Short problem
Find each line containing the string "nascimento" and return it.

Dataset extract

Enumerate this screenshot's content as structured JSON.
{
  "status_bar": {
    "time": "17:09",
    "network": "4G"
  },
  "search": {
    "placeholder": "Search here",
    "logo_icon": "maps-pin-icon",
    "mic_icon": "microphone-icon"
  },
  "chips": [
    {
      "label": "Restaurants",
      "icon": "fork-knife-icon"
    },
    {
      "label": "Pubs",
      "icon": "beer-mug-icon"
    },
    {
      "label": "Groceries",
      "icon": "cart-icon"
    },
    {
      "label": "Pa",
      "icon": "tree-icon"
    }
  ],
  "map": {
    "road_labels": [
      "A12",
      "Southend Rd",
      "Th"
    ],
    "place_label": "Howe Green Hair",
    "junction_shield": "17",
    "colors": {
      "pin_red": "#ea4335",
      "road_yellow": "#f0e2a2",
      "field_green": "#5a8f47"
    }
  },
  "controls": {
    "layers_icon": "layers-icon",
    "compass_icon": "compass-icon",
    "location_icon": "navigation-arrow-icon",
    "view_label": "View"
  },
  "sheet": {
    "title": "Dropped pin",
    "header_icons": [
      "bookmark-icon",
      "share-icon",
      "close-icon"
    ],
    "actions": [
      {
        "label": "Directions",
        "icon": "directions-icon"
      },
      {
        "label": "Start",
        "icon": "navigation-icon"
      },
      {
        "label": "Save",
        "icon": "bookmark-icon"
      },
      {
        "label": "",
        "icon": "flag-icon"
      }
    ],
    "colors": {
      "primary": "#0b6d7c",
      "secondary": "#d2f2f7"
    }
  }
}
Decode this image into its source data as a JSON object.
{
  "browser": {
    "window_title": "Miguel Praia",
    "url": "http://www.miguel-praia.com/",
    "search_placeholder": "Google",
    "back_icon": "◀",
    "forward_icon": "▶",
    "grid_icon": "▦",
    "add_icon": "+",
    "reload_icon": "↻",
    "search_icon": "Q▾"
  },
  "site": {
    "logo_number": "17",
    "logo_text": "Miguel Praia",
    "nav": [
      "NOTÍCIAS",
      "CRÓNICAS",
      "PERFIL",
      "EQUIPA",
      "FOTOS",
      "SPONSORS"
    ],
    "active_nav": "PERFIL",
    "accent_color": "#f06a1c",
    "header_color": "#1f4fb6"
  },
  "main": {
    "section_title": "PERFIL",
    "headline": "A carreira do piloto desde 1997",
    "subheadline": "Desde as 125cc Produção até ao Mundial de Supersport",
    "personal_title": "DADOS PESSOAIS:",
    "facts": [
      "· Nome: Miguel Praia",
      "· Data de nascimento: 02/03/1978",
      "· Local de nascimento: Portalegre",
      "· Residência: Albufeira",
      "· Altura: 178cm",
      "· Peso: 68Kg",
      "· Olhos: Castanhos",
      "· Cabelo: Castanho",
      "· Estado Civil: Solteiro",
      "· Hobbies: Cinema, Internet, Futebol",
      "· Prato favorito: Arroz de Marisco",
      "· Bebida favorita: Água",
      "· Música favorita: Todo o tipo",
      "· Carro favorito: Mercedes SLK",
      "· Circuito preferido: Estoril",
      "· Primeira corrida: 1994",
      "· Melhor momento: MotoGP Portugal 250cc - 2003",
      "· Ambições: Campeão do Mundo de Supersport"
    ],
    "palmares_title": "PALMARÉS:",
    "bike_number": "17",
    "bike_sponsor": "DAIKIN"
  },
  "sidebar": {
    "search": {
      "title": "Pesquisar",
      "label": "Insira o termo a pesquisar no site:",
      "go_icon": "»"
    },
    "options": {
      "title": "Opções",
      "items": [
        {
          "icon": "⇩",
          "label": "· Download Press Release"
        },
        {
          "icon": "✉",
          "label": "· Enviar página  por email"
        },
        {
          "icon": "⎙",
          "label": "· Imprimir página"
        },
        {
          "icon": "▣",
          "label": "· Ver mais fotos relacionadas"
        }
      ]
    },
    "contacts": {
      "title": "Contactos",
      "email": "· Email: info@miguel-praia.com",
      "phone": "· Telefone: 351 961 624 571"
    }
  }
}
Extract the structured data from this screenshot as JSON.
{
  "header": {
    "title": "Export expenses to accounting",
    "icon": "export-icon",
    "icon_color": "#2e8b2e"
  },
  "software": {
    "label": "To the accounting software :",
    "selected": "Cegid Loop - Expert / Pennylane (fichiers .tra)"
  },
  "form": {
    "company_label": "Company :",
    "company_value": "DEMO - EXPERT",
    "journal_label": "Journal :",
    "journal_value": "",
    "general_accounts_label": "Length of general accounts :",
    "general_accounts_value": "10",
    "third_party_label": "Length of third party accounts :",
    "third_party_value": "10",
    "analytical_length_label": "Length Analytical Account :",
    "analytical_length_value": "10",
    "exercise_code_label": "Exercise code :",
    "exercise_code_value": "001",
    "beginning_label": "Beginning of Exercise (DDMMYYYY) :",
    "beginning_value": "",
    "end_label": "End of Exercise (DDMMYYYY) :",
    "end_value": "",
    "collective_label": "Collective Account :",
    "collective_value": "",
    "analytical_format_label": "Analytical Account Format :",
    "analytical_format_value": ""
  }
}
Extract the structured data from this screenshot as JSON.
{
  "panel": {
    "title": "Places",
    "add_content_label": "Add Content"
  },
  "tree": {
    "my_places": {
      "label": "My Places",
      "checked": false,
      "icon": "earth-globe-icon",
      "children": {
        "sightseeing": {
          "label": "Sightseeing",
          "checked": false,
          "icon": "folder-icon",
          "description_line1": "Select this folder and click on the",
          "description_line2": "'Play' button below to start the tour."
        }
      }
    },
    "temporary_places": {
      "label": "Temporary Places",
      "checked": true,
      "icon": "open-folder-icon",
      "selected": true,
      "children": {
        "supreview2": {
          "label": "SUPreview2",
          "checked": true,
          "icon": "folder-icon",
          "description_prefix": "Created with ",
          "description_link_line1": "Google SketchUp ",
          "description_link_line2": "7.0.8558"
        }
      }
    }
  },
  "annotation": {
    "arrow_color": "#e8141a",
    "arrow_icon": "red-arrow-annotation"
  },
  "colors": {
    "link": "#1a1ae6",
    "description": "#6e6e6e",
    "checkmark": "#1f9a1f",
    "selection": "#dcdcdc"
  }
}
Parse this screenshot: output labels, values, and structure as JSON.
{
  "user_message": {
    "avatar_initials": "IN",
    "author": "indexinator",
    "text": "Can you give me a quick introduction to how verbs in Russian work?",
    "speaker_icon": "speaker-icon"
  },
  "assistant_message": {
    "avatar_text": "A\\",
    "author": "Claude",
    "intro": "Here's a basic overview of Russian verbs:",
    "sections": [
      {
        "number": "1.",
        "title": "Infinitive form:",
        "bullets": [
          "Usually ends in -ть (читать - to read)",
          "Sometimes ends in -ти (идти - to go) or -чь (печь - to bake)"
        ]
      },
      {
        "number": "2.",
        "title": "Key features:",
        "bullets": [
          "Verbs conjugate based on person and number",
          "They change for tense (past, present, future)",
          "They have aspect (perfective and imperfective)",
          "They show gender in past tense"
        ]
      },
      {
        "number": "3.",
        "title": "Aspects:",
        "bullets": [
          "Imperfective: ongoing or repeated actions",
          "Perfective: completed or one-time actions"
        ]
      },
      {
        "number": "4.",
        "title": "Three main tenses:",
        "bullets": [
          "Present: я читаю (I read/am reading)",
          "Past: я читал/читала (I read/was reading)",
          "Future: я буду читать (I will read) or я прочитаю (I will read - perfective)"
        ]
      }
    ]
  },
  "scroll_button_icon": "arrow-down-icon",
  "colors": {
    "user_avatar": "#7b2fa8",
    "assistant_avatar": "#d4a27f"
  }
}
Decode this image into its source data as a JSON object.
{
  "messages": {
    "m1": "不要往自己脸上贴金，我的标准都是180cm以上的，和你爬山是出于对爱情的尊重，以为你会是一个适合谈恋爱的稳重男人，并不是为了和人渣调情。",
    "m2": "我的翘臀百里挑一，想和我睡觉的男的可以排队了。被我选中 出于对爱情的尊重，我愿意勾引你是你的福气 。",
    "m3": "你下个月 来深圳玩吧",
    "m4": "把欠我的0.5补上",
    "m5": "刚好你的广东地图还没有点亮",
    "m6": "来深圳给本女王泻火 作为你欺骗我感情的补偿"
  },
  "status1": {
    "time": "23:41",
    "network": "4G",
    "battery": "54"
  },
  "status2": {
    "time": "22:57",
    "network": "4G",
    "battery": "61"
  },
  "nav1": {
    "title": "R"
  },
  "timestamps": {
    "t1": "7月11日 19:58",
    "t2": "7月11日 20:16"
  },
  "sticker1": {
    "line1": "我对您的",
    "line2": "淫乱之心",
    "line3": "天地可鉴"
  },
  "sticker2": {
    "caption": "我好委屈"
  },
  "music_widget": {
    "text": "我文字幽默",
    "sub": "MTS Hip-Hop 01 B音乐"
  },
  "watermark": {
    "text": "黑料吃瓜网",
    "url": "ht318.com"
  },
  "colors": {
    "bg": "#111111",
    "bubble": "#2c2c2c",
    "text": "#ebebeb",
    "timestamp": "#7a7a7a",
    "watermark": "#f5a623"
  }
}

Answer
      "· Data de nascimento: 02/03/1978",
      "· Local de nascimento: Portalegre",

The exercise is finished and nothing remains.